* begin Exercise materials *

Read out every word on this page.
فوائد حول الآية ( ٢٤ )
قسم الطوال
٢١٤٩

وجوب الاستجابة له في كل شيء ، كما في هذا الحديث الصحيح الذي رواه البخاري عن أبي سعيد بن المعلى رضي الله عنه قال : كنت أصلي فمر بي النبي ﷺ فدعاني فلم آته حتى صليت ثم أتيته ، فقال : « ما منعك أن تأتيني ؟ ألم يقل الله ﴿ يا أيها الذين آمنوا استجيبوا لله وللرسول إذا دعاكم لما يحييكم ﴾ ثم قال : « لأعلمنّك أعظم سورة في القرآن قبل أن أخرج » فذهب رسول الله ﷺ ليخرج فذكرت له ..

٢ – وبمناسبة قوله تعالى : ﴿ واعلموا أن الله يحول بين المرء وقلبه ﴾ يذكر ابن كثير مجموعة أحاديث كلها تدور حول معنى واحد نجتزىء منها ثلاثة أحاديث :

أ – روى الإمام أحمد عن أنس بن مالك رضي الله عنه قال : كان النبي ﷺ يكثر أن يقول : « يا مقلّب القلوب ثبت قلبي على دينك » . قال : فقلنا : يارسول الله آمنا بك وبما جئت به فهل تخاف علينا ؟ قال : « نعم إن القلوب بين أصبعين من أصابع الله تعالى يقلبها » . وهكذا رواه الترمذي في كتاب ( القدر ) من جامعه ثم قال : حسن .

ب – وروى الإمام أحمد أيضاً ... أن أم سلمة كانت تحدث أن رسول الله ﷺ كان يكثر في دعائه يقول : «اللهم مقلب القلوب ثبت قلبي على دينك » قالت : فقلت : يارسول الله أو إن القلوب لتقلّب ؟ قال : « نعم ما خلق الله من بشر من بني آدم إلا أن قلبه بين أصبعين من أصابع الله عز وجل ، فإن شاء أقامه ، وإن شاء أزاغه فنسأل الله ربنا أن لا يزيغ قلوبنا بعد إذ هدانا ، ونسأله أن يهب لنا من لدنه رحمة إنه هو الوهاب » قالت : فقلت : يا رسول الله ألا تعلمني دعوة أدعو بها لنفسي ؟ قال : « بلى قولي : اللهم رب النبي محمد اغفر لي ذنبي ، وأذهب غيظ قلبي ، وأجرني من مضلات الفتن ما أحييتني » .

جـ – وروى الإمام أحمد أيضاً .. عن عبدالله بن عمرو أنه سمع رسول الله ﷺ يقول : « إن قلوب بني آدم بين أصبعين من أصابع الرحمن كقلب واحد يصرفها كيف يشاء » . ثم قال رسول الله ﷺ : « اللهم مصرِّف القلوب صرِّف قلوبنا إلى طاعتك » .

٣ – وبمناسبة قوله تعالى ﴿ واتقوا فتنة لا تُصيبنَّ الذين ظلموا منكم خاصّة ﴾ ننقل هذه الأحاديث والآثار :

* end Exercise materials *

• [What to work on]
Give only the number of lines in the entries that contain "القلوب".

• [Reply to the task]
3